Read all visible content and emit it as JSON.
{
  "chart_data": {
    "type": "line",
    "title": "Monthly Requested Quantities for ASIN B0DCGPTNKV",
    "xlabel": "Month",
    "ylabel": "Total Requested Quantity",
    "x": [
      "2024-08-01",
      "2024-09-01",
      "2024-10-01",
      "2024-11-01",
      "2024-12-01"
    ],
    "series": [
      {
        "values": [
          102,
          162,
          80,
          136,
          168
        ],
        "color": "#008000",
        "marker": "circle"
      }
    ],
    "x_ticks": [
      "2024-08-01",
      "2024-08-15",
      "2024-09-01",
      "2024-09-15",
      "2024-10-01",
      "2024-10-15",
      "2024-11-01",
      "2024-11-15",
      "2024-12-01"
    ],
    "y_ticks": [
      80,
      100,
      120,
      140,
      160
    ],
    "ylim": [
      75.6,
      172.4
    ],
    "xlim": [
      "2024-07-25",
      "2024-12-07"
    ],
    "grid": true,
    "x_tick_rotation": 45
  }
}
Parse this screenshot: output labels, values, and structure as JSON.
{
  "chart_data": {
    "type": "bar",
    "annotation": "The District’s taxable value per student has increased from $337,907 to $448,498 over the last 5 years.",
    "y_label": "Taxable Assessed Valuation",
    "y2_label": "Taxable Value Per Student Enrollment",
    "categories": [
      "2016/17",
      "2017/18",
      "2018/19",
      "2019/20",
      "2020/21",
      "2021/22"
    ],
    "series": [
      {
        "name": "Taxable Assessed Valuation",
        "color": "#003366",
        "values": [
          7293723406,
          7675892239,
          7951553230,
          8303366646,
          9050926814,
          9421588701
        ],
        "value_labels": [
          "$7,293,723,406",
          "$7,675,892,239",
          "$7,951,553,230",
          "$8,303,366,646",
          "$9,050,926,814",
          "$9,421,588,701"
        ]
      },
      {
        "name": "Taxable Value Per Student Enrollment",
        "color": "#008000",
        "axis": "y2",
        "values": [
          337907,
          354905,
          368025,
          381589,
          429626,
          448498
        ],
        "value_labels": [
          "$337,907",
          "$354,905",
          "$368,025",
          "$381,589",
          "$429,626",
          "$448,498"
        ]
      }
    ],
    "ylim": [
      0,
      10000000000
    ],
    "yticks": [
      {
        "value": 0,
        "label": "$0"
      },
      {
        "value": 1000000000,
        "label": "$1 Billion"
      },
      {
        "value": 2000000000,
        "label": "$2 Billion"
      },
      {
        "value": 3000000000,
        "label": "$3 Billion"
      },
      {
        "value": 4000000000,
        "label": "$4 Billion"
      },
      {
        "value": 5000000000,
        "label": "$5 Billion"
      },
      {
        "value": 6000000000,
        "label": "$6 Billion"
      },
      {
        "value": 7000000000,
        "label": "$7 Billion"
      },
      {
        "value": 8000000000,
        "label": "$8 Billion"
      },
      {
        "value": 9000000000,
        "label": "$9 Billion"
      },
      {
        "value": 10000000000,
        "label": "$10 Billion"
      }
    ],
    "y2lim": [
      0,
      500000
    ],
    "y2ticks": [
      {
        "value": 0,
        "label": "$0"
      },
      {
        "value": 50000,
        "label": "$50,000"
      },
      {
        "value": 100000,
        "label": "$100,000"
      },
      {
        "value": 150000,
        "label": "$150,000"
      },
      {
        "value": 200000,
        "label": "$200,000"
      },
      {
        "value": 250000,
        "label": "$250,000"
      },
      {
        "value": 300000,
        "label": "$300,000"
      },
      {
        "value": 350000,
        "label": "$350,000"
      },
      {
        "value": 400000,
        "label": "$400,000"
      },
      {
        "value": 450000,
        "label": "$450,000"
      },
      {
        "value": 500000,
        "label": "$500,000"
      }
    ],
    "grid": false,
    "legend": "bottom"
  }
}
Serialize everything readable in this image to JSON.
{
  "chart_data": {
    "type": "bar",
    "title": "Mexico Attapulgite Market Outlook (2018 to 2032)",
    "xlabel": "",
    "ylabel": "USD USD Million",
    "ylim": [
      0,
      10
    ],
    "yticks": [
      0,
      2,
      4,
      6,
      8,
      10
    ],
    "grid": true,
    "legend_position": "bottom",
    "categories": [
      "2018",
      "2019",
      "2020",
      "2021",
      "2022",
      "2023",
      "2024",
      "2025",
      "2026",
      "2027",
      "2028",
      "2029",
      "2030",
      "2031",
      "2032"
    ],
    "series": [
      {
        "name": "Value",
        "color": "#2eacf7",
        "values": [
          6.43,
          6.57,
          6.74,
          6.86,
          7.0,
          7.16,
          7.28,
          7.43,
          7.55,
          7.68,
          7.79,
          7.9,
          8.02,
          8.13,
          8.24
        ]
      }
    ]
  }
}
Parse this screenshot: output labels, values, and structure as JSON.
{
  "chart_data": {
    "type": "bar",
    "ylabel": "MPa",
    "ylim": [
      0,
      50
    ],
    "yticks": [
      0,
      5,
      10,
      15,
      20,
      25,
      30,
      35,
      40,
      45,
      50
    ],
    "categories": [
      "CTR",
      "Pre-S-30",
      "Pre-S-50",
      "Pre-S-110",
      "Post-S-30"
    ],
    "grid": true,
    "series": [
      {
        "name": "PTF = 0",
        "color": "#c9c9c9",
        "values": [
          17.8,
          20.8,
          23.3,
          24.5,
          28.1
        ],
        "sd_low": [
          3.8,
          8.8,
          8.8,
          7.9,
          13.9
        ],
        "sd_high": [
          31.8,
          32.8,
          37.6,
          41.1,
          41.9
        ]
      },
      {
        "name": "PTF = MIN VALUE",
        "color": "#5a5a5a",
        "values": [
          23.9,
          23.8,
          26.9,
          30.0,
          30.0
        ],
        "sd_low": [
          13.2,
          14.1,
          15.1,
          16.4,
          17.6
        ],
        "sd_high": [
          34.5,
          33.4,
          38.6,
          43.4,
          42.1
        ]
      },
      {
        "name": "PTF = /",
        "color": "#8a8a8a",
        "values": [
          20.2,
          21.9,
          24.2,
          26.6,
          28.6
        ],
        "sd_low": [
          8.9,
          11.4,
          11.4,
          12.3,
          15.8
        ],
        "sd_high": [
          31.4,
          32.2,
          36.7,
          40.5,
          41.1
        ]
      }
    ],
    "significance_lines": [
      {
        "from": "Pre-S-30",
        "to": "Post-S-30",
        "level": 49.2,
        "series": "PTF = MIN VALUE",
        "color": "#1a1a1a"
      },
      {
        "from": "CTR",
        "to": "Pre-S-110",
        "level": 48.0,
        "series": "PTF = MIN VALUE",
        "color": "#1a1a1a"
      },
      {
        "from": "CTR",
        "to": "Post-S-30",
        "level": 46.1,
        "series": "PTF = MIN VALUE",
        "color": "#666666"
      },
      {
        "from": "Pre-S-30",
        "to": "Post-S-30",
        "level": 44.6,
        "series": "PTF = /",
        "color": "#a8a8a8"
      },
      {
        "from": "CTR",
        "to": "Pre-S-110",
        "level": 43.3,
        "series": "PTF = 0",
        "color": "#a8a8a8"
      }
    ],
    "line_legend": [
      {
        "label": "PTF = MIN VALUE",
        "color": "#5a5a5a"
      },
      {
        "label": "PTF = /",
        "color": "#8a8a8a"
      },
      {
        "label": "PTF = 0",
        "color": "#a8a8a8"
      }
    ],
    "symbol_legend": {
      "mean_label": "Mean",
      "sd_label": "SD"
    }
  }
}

-.-.-

● Directive:
Copy the records above exactly as they appear.

● Output below:
Read all visible content and emit it as JSON.
{
  "chart_data": {
    "type": "line",
    "title": "Monthly Requested Quantities for ASIN B0DCGPTNKV",
    "xlabel": "Month",
    "ylabel": "Total Requested Quantity",
    "x": [
      "2024-08-01",
      "2024-09-01",
      "2024-10-01",
      "2024-11-01",
      "2024-12-01"
    ],
    "series": [
      {
        "values": [
          102,
          162,
          80,
          136,
          168
        ],
        "color": "#008000",
        "marker": "circle"
      }
    ],
    "x_ticks": [
      "2024-08-01",
      "2024-08-15",
      "2024-09-01",
      "2024-09-15",
      "2024-10-01",
      "2024-10-15",
      "2024-11-01",
      "2024-11-15",
      "2024-12-01"
    ],
    "y_ticks": [
      80,
      100,
      120,
      140,
      160
    ],
    "ylim": [
      75.6,
      172.4
    ],
    "xlim": [
      "2024-07-25",
      "2024-12-07"
    ],
    "grid": true,
    "x_tick_rotation": 45
  }
}
Parse this screenshot: output labels, values, and structure as JSON.
{
  "chart_data": {
    "type": "bar",
    "annotation": "The District’s taxable value per student has increased from $337,907 to $448,498 over the last 5 years.",
    "y_label": "Taxable Assessed Valuation",
    "y2_label": "Taxable Value Per Student Enrollment",
    "categories": [
      "2016/17",
      "2017/18",
      "2018/19",
      "2019/20",
      "2020/21",
      "2021/22"
    ],
    "series": [
      {
        "name": "Taxable Assessed Valuation",
        "color": "#003366",
        "values": [
          7293723406,
          7675892239,
          7951553230,
          8303366646,
          9050926814,
          9421588701
        ],
        "value_labels": [
          "$7,293,723,406",
          "$7,675,892,239",
          "$7,951,553,230",
          "$8,303,366,646",
          "$9,050,926,814",
          "$9,421,588,701"
        ]
      },
      {
        "name": "Taxable Value Per Student Enrollment",
        "color": "#008000",
        "axis": "y2",
        "values": [
          337907,
          354905,
          368025,
          381589,
          429626,
          448498
        ],
        "value_labels": [
          "$337,907",
          "$354,905",
          "$368,025",
          "$381,589",
          "$429,626",
          "$448,498"
        ]
      }
    ],
    "ylim": [
      0,
      10000000000
    ],
    "yticks": [
      {
        "value": 0,
        "label": "$0"
      },
      {
        "value": 1000000000,
        "label": "$1 Billion"
      },
      {
        "value": 2000000000,
        "label": "$2 Billion"
      },
      {
        "value": 3000000000,
        "label": "$3 Billion"
      },
      {
        "value": 4000000000,
        "label": "$4 Billion"
      },
      {
        "value": 5000000000,
        "label": "$5 Billion"
      },
      {
        "value": 6000000000,
        "label": "$6 Billion"
      },
      {
        "value": 7000000000,
        "label": "$7 Billion"
      },
      {
        "value": 8000000000,
        "label": "$8 Billion"
      },
      {
        "value": 9000000000,
        "label": "$9 Billion"
      },
      {
        "value": 10000000000,
        "label": "$10 Billion"
      }
    ],
    "y2lim": [
      0,
      500000
    ],
    "y2ticks": [
      {
        "value": 0,
        "label": "$0"
      },
      {
        "value": 50000,
        "label": "$50,000"
      },
      {
        "value": 100000,
        "label": "$100,000"
      },
      {
        "value": 150000,
        "label": "$150,000"
      },
      {
        "value": 200000,
        "label": "$200,000"
      },
      {
        "value": 250000,
        "label": "$250,000"
      },
      {
        "value": 300000,
        "label": "$300,000"
      },
      {
        "value": 350000,
        "label": "$350,000"
      },
      {
        "value": 400000,
        "label": "$400,000"
      },
      {
        "value": 450000,
        "label": "$450,000"
      },
      {
        "value": 500000,
        "label": "$500,000"
      }
    ],
    "grid": false,
    "legend": "bottom"
  }
}
Serialize everything readable in this image to JSON.
{
  "chart_data": {
    "type": "bar",
    "title": "Mexico Attapulgite Market Outlook (2018 to 2032)",
    "xlabel": "",
    "ylabel": "USD USD Million",
    "ylim": [
      0,
      10
    ],
    "yticks": [
      0,
      2,
      4,
      6,
      8,
      10
    ],
    "grid": true,
    "legend_position": "bottom",
    "categories": [
      "2018",
      "2019",
      "2020",
      "2021",
      "2022",
      "2023",
      "2024",
      "2025",
      "2026",
      "2027",
      "2028",
      "2029",
      "2030",
      "2031",
      "2032"
    ],
    "series": [
      {
        "name": "Value",
        "color": "#2eacf7",
        "values": [
          6.43,
          6.57,
          6.74,
          6.86,
          7.0,
          7.16,
          7.28,
          7.43,
          7.55,
          7.68,
          7.79,
          7.9,
          8.02,
          8.13,
          8.24
        ]
      }
    ]
  }
}
Parse this screenshot: output labels, values, and structure as JSON.
{
  "chart_data": {
    "type": "bar",
    "ylabel": "MPa",
    "ylim": [
      0,
      50
    ],
    "yticks": [
      0,
      5,
      10,
      15,
      20,
      25,
      30,
      35,
      40,
      45,
      50
    ],
    "categories": [
      "CTR",
      "Pre-S-30",
      "Pre-S-50",
      "Pre-S-110",
      "Post-S-30"
    ],
    "grid": true,
    "series": [
      {
        "name": "PTF = 0",
        "color": "#c9c9c9",
        "values": [
          17.8,
          20.8,
          23.3,
          24.5,
          28.1
        ],
        "sd_low": [
          3.8,
          8.8,
          8.8,
          7.9,
          13.9
        ],
        "sd_high": [
          31.8,
          32.8,
          37.6,
          41.1,
          41.9
        ]
      },
      {
        "name": "PTF = MIN VALUE",
        "color": "#5a5a5a",
        "values": [
          23.9,
          23.8,
          26.9,
          30.0,
          30.0
        ],
        "sd_low": [
          13.2,
          14.1,
          15.1,
          16.4,
          17.6
        ],
        "sd_high": [
          34.5,
          33.4,
          38.6,
          43.4,
          42.1
        ]
      },
      {
        "name": "PTF = /",
        "color": "#8a8a8a",
        "values": [
          20.2,
          21.9,
          24.2,
          26.6,
          28.6
        ],
        "sd_low": [
          8.9,
          11.4,
          11.4,
          12.3,
          15.8
        ],
        "sd_high": [
          31.4,
          32.2,
          36.7,
          40.5,
          41.1
        ]
      }
    ],
    "significance_lines": [
      {
        "from": "Pre-S-30",
        "to": "Post-S-30",
        "level": 49.2,
        "series": "PTF = MIN VALUE",
        "color": "#1a1a1a"
      },
      {
        "from": "CTR",
        "to": "Pre-S-110",
        "level": 48.0,
        "series": "PTF = MIN VALUE",
        "color": "#1a1a1a"
      },
      {
        "from": "CTR",
        "to": "Post-S-30",
        "level": 46.1,
        "series": "PTF = MIN VALUE",
        "color": "#666666"
      },
      {
        "from": "Pre-S-30",
        "to": "Post-S-30",
        "level": 44.6,
        "series": "PTF = /",
        "color": "#a8a8a8"
      },
      {
        "from": "CTR",
        "to": "Pre-S-110",
        "level": 43.3,
        "series": "PTF = 0",
        "color": "#a8a8a8"
      }
    ],
    "line_legend": [
      {
        "label": "PTF = MIN VALUE",
        "color": "#5a5a5a"
      },
      {
        "label": "PTF = /",
        "color": "#8a8a8a"
      },
      {
        "label": "PTF = 0",
        "color": "#a8a8a8"
      }
    ],
    "symbol_legend": {
      "mean_label": "Mean",
      "sd_label": "SD"
    }
  }
}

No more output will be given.